§ **Stated exercise**: List all lines in the material below that contain "fill".
════
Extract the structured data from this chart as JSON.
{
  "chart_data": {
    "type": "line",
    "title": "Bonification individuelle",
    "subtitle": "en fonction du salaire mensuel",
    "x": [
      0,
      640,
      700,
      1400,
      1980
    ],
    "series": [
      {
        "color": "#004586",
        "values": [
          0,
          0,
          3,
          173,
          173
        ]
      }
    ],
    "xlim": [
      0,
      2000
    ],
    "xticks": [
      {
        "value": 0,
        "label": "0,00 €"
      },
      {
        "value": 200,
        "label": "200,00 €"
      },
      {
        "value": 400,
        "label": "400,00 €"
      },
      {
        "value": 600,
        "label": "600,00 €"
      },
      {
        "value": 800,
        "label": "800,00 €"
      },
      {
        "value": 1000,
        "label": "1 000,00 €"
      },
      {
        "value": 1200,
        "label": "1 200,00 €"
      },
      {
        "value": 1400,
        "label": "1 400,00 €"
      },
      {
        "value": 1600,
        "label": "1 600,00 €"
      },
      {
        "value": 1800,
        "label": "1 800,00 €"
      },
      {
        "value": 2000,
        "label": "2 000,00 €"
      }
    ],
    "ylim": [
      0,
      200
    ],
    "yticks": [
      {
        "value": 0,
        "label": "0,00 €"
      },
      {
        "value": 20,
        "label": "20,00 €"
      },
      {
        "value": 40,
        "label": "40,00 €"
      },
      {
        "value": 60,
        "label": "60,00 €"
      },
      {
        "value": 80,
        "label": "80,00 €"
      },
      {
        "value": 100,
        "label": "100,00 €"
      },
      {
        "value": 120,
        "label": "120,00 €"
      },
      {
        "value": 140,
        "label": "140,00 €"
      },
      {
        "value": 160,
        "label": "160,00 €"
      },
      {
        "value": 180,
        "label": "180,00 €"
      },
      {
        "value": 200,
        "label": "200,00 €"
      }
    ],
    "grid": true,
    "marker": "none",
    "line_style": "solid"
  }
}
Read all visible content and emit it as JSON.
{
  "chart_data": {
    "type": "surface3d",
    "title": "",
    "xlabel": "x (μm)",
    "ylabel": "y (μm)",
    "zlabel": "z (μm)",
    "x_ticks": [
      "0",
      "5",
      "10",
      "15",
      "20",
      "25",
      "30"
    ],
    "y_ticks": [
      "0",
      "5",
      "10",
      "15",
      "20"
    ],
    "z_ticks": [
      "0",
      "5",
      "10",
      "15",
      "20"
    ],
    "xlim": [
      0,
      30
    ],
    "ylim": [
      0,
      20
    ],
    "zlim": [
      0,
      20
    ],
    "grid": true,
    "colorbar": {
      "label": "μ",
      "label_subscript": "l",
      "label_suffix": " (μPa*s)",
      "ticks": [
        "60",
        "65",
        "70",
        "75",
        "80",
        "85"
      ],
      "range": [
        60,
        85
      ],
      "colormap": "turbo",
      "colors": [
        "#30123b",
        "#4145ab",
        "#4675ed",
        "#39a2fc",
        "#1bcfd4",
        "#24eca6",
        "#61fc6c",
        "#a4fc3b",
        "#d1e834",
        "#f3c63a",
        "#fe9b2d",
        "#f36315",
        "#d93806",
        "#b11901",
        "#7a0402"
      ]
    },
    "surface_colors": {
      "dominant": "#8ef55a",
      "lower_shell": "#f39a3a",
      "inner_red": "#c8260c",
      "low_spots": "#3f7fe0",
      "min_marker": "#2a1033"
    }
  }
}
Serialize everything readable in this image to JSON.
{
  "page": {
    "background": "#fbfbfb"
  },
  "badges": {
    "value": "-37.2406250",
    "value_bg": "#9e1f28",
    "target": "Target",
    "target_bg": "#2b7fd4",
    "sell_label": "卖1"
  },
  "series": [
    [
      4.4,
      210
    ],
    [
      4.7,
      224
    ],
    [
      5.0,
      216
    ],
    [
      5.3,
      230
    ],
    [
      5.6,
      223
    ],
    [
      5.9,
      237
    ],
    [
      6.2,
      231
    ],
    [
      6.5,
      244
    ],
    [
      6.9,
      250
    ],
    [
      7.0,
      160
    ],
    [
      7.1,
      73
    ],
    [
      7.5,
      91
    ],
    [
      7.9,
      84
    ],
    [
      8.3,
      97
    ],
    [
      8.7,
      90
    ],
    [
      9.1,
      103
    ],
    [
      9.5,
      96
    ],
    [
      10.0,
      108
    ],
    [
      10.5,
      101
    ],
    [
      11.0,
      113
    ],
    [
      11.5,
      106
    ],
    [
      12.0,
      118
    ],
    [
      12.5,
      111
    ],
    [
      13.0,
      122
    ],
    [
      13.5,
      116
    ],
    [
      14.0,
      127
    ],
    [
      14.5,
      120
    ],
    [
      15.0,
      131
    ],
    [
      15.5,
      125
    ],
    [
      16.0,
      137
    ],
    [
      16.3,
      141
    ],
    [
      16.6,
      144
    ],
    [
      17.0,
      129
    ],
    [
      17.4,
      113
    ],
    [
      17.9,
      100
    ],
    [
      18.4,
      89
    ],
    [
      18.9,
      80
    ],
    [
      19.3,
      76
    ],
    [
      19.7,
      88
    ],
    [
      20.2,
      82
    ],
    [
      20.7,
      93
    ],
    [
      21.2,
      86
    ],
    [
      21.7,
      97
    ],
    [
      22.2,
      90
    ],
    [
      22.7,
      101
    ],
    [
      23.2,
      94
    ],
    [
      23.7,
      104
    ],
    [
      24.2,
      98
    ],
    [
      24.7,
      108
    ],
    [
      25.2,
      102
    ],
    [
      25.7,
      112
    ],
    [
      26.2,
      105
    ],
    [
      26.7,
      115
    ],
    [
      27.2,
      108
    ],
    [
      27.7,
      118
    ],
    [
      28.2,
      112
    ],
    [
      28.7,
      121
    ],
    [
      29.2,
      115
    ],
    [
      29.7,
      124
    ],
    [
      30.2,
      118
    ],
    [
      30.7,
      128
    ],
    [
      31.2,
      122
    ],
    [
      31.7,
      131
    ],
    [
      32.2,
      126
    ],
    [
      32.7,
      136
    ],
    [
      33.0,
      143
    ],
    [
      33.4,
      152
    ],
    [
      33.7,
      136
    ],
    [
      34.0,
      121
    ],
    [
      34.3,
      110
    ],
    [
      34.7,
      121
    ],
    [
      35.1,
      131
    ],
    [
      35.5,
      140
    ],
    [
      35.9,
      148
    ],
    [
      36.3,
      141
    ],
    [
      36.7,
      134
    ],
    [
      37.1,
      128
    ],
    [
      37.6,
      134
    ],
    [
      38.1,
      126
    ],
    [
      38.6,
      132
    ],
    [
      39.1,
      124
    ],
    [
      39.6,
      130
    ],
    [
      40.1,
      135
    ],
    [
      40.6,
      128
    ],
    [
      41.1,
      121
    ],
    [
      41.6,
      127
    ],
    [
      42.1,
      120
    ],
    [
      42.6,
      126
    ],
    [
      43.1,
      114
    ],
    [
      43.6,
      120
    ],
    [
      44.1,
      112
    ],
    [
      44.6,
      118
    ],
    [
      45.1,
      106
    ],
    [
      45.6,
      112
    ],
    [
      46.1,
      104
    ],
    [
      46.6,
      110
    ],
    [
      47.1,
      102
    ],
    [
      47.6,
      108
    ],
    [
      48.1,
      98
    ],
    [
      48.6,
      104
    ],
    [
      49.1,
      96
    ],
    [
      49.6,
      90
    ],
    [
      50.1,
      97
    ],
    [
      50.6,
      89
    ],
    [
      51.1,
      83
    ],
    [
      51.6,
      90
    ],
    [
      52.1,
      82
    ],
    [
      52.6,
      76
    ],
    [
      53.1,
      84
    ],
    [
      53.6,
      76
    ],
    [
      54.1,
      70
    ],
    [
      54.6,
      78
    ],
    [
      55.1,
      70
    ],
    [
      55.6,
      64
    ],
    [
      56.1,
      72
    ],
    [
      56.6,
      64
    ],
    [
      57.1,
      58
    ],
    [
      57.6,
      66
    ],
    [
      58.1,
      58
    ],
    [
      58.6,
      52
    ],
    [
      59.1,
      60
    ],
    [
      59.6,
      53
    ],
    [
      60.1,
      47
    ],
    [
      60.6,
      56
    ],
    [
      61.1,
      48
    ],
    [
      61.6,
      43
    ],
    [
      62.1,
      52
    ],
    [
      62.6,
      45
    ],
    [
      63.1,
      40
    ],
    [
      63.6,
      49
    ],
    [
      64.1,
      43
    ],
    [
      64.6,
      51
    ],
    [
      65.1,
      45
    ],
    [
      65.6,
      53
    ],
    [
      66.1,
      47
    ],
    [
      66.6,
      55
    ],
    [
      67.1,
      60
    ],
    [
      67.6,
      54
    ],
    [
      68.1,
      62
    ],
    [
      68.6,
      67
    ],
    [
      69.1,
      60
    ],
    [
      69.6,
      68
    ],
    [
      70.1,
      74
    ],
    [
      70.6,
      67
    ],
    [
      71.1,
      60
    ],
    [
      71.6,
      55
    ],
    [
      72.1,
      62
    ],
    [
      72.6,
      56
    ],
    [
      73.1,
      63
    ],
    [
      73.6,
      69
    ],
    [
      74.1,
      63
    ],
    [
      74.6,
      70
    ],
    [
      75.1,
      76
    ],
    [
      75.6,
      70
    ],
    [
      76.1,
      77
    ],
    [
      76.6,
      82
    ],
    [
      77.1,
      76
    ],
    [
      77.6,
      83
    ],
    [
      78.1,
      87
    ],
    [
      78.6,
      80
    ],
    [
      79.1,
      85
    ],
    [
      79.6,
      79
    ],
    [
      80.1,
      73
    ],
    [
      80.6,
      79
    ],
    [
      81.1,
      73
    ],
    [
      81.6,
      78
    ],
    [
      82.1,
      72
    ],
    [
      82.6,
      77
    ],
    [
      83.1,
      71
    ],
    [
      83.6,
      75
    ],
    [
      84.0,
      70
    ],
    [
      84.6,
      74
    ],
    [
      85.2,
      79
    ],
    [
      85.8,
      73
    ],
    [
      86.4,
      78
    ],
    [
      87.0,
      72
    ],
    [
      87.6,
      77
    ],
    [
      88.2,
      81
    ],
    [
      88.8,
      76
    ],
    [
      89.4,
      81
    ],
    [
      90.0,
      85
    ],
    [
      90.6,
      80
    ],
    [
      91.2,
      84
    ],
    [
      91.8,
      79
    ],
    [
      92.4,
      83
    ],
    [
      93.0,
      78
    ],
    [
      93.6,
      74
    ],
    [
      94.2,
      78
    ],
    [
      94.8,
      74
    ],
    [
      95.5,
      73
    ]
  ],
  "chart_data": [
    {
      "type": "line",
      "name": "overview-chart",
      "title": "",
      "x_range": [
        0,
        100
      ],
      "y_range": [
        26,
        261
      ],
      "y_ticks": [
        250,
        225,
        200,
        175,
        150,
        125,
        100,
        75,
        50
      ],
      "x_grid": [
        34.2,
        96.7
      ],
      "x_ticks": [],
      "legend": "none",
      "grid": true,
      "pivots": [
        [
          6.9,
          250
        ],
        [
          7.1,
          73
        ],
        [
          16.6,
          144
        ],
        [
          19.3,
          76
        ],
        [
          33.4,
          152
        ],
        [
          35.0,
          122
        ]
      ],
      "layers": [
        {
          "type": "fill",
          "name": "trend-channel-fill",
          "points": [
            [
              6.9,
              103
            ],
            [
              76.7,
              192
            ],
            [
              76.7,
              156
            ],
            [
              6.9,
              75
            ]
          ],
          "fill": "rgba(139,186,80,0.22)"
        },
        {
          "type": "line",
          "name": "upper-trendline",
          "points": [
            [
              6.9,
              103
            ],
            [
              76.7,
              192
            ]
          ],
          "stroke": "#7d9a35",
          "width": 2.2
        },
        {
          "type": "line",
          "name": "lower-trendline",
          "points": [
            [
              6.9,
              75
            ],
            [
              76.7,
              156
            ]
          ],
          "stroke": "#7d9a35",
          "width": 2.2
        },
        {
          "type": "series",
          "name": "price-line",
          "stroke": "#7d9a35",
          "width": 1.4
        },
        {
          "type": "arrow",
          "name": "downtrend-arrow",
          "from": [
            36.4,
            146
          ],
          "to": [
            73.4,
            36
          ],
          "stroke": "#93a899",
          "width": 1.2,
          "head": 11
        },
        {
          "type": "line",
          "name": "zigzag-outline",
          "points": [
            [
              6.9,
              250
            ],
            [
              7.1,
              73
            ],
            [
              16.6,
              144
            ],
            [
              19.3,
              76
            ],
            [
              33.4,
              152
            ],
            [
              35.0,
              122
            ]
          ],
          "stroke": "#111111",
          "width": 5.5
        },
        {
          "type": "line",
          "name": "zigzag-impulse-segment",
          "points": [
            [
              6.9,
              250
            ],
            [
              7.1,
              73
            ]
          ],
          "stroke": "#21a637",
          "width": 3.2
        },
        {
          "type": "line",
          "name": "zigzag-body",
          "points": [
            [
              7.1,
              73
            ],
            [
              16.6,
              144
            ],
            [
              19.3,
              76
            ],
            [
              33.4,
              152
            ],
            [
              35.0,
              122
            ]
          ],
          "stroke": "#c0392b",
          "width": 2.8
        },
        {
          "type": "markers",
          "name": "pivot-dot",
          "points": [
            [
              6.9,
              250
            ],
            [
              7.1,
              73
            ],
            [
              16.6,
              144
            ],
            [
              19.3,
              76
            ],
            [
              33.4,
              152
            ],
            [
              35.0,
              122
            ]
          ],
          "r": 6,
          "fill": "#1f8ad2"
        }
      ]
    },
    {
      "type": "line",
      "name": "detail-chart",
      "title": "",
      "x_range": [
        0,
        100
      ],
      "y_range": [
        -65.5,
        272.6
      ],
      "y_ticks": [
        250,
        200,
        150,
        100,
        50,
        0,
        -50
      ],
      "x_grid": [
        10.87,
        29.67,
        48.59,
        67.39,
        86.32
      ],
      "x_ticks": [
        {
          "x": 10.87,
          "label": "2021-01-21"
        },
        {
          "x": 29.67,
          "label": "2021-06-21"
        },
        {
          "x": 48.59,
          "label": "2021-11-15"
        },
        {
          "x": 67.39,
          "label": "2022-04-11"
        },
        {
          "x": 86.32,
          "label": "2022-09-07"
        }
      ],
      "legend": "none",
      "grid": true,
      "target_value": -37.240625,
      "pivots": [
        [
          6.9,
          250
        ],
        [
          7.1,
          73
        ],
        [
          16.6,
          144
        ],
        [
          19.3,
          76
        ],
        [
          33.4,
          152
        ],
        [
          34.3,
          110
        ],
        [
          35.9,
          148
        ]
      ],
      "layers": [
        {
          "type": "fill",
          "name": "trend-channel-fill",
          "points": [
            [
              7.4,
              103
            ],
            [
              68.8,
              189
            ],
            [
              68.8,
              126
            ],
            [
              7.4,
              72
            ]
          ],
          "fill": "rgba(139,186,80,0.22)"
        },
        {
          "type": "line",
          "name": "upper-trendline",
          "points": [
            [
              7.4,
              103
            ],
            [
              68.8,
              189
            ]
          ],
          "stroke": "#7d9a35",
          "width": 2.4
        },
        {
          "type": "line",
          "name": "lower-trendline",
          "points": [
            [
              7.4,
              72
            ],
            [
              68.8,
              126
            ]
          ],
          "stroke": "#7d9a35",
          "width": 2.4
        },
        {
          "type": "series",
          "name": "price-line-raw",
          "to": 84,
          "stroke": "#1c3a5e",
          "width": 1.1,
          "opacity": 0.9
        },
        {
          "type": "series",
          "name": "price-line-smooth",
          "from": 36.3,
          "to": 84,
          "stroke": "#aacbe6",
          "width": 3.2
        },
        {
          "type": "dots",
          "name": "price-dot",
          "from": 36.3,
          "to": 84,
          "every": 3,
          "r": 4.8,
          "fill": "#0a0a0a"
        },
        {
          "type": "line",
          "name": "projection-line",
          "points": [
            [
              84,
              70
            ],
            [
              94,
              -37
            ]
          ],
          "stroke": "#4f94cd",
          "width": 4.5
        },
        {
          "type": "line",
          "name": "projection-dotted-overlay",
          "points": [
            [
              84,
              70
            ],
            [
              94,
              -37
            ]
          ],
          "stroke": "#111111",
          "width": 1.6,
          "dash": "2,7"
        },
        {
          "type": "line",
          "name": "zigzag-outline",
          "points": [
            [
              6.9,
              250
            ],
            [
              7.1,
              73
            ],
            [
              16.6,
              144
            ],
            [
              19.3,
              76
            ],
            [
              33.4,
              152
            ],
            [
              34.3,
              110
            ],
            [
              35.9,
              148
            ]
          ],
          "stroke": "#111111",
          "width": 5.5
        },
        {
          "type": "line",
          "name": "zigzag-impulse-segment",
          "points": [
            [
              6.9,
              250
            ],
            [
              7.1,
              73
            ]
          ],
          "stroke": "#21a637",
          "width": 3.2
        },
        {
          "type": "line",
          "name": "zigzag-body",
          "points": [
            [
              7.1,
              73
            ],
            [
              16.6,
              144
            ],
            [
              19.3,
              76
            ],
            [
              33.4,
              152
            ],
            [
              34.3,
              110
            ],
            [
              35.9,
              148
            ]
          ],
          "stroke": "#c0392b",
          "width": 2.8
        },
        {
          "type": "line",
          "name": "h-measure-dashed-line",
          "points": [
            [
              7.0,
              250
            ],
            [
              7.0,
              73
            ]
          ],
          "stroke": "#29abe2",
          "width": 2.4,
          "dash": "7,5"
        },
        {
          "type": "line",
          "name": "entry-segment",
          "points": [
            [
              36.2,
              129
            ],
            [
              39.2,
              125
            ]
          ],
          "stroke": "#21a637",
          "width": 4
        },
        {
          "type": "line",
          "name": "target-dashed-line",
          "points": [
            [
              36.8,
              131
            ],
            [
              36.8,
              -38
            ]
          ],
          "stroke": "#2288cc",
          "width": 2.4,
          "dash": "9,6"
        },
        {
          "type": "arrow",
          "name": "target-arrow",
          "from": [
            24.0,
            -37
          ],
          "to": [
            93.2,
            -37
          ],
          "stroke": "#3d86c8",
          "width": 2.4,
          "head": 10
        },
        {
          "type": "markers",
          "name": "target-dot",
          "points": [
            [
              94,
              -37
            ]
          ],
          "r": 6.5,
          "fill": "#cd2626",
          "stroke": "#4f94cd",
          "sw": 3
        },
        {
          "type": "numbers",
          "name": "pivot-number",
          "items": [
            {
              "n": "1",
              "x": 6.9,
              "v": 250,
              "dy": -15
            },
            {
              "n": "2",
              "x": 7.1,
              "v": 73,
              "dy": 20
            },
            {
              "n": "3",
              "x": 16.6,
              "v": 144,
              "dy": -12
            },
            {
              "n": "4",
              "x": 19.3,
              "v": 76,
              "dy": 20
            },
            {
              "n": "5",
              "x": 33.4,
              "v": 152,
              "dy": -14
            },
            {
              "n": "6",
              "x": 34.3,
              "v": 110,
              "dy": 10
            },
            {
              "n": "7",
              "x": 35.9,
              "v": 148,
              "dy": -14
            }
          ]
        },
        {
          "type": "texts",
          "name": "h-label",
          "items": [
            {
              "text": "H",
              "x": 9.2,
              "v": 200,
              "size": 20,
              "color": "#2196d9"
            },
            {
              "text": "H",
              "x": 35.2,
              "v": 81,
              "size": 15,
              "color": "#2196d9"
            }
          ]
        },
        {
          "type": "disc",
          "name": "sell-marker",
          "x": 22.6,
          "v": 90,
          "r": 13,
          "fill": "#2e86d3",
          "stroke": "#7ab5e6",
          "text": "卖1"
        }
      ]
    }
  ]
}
════
§ **Solution to this exercise**:
          "type": "fill",
          "name": "trend-channel-fill",
          "fill": "rgba(139,186,80,0.22)"
          "fill": "#1f8ad2"
          "type": "fill",
          "name": "trend-channel-fill",
          "fill": "rgba(139,186,80,0.22)"
          "fill": "#0a0a0a"
          "fill": "#cd2626",
          "fill": "#2e86d3",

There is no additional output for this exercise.